INPUT FOR THIS TASK:
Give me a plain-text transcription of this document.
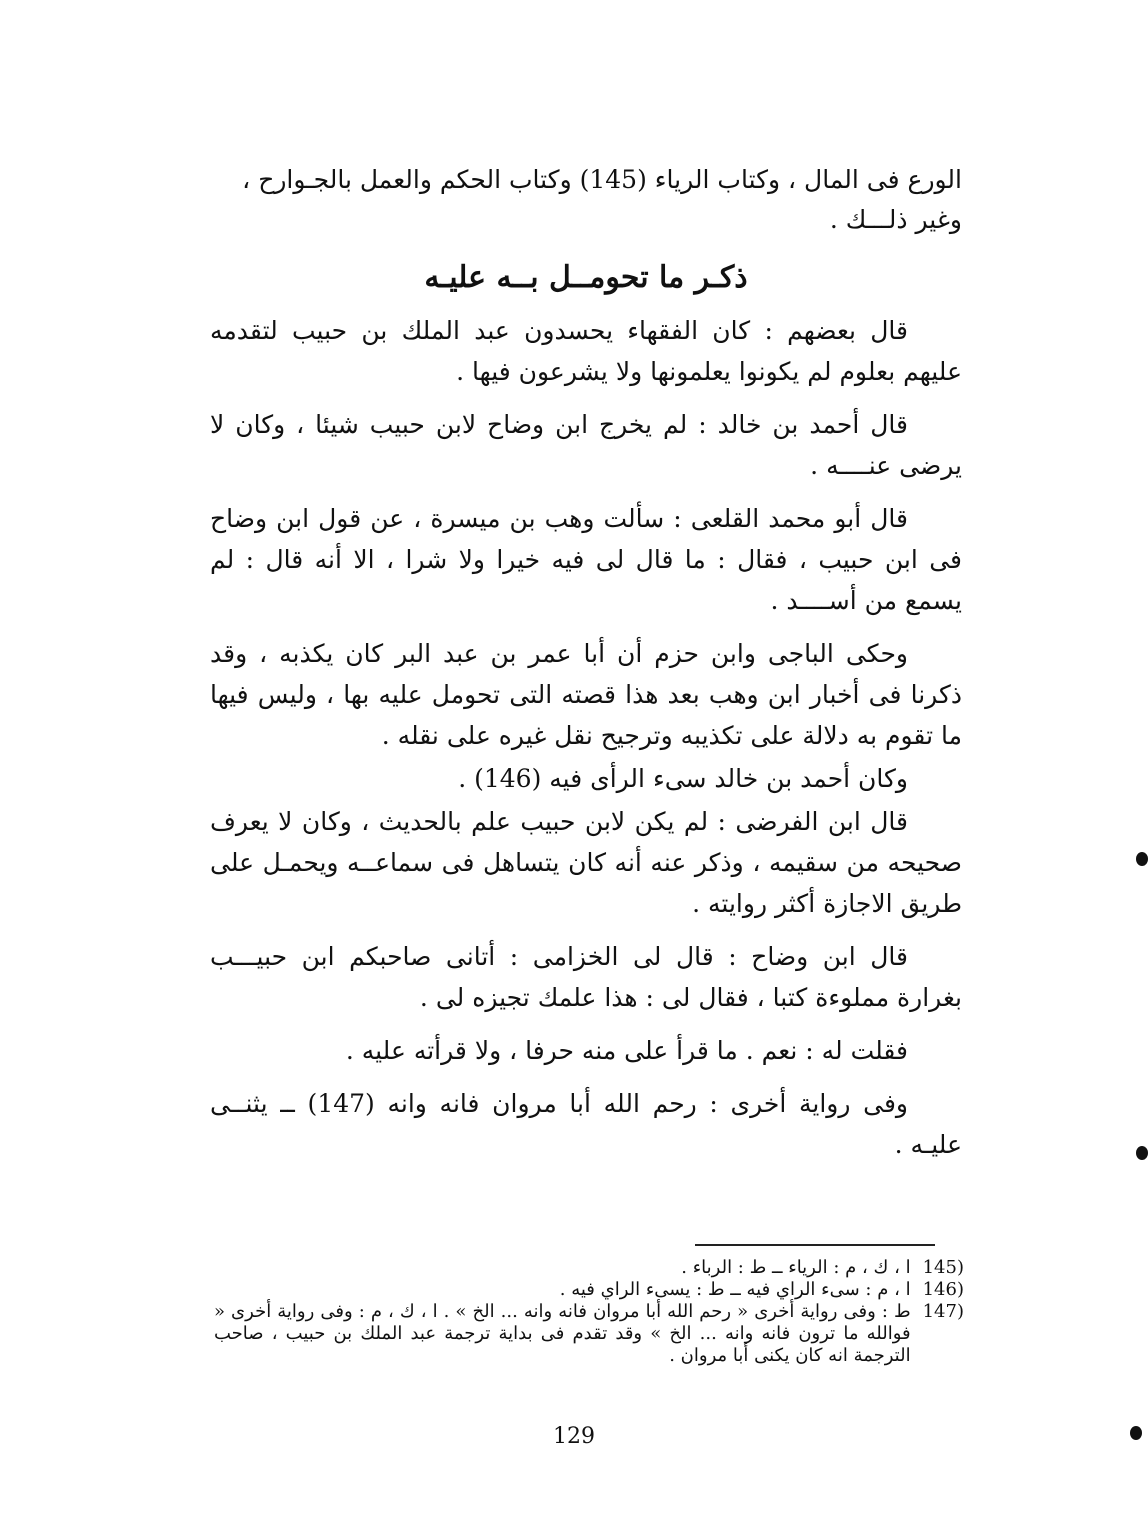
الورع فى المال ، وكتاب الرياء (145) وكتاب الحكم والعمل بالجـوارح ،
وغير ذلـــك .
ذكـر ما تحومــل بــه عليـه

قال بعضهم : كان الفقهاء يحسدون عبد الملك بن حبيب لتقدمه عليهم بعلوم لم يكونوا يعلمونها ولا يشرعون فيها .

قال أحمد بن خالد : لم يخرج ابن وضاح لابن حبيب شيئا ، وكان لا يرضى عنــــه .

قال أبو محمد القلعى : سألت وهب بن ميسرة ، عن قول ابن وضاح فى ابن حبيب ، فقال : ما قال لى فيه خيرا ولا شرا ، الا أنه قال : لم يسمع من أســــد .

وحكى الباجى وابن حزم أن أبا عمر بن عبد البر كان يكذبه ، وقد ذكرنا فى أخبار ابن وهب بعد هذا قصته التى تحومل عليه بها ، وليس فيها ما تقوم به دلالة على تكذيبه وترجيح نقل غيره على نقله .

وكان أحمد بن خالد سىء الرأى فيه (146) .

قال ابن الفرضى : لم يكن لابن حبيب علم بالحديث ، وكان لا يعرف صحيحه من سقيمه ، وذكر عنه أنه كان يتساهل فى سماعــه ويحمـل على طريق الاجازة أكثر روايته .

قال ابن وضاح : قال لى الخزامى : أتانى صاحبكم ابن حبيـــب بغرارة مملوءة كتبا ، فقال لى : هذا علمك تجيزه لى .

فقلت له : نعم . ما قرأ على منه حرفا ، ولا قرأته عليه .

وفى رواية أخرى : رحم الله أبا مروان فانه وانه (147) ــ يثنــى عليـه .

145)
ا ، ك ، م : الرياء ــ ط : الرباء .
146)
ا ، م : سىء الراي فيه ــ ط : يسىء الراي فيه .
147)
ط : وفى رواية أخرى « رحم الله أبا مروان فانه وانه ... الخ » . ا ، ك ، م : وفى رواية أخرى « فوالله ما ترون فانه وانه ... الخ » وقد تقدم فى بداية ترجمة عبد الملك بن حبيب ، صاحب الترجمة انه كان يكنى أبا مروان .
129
---
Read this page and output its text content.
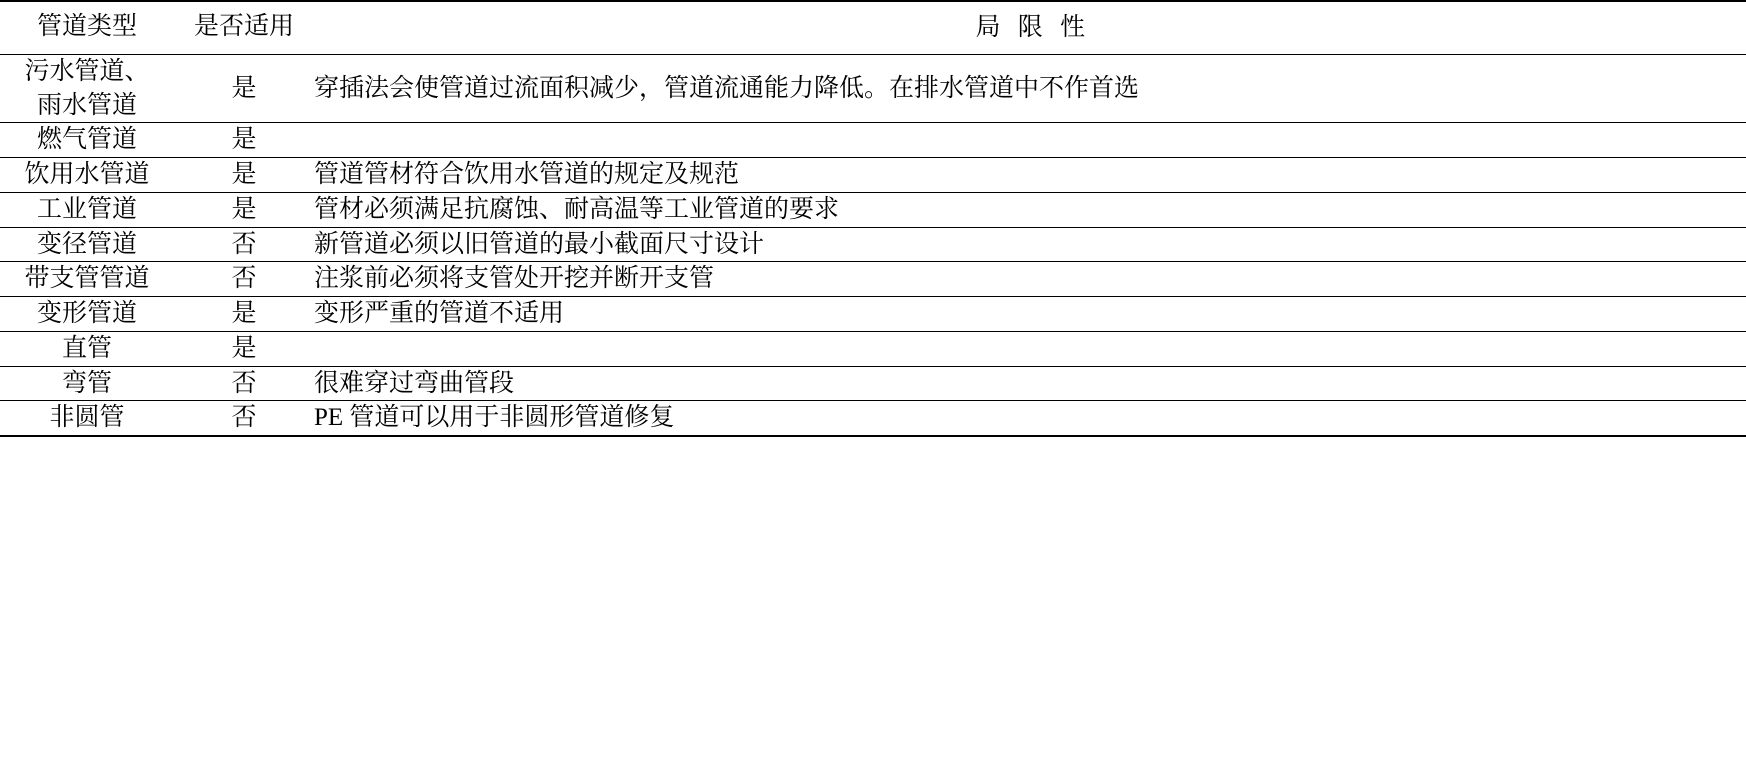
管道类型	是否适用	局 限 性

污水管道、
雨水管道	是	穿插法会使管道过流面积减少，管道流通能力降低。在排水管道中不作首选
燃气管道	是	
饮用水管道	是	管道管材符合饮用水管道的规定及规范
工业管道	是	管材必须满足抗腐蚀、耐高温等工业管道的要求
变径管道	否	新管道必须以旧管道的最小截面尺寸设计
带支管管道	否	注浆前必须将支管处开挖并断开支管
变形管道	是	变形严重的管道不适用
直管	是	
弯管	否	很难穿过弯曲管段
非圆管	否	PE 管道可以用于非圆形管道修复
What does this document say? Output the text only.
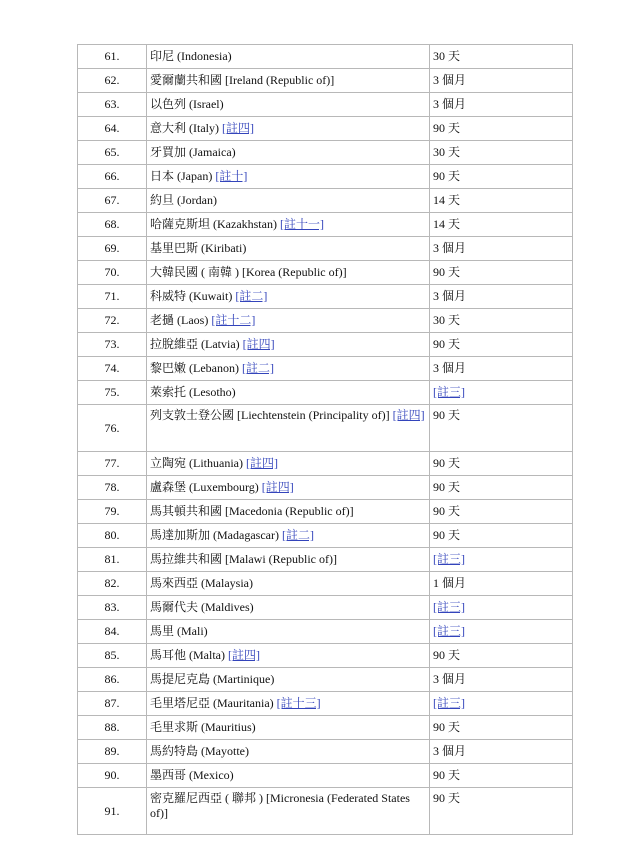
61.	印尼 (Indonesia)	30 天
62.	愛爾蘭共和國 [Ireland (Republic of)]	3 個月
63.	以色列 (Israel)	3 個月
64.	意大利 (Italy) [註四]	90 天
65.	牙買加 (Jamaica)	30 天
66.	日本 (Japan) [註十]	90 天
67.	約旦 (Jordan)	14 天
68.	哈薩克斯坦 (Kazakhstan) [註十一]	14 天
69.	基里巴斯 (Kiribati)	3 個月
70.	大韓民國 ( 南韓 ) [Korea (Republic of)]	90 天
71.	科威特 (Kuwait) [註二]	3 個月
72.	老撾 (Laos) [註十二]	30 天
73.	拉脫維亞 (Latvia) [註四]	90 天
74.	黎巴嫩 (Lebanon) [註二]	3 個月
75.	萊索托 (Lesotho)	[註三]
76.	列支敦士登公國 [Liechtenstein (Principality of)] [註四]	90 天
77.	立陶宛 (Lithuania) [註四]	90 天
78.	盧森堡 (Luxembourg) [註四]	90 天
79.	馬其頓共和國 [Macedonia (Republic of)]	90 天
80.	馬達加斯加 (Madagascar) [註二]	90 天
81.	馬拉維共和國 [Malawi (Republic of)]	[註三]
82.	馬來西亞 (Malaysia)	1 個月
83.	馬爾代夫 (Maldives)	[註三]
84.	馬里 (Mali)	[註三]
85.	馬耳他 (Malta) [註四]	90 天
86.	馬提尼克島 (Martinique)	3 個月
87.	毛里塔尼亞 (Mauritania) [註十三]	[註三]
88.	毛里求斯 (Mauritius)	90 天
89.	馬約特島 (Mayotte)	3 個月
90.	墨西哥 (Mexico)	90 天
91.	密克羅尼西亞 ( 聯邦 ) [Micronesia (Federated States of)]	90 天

AIM: Of all the lines in the entries, how many contain the word "عليـه"? Give only the number.

ANSWER FOR THIS EXERCISE: 2